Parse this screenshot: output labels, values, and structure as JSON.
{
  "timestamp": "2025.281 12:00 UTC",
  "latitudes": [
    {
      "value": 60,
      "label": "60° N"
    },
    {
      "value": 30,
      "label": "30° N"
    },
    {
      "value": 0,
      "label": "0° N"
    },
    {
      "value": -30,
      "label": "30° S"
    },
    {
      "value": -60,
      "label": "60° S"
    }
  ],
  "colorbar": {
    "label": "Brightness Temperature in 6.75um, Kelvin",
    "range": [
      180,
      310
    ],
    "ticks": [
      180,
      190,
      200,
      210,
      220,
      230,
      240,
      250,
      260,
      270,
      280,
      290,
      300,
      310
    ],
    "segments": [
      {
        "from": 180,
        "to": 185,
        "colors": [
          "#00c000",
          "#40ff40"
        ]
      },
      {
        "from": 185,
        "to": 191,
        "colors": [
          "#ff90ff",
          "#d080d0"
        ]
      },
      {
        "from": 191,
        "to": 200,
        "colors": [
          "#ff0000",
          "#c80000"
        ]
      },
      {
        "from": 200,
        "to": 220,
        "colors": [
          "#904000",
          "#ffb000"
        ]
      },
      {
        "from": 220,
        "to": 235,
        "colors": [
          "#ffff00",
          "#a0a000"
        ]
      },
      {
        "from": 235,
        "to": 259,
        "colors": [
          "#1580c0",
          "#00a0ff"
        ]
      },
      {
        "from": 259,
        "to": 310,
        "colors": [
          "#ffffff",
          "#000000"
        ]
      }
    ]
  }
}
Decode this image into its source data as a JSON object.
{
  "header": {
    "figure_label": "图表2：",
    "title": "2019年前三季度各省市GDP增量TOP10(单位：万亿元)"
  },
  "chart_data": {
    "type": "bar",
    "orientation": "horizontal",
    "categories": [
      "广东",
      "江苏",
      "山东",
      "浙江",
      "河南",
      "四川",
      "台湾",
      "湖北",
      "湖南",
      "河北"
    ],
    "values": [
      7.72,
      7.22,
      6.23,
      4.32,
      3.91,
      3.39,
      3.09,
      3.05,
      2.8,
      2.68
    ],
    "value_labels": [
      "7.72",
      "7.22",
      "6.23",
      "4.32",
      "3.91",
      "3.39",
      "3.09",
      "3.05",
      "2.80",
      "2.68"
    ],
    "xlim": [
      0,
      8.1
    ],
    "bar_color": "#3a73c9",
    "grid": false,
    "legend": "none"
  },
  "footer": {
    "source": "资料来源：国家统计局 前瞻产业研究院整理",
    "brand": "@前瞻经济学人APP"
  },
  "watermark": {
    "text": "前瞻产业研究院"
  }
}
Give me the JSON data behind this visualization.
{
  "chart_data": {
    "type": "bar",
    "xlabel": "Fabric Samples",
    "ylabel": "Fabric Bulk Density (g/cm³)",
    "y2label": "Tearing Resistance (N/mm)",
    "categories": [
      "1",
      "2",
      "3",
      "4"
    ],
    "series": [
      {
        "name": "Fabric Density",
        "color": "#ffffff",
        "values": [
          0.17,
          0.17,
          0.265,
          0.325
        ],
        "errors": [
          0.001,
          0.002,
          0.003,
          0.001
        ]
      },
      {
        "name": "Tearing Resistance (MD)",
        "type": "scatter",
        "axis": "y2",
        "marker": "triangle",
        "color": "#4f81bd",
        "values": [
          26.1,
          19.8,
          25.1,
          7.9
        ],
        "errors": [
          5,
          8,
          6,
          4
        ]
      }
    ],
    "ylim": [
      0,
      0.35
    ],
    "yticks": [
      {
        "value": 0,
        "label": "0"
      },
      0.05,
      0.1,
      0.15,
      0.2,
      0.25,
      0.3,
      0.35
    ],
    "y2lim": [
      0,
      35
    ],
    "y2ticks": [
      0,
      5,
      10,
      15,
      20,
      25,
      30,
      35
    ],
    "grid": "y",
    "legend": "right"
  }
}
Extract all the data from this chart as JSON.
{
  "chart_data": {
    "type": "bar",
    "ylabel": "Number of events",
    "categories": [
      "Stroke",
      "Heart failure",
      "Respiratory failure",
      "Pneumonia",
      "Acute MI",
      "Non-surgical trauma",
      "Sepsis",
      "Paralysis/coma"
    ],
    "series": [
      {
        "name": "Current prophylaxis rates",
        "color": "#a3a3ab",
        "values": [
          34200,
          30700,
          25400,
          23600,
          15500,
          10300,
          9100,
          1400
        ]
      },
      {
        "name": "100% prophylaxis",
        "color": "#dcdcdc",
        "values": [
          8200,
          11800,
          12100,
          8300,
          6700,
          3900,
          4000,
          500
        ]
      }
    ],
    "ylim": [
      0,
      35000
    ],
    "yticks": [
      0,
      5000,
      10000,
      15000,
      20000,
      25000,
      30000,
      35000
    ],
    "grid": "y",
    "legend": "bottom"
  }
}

#### [WHAT YOU HAVE TO DO]
Filter the data for the string "Tearing" and copy every line that has it.

#### [EXERCISE RESPONSE]
    "y2label": "Tearing Resistance (N/mm)",
        "name": "Tearing Resistance (MD)",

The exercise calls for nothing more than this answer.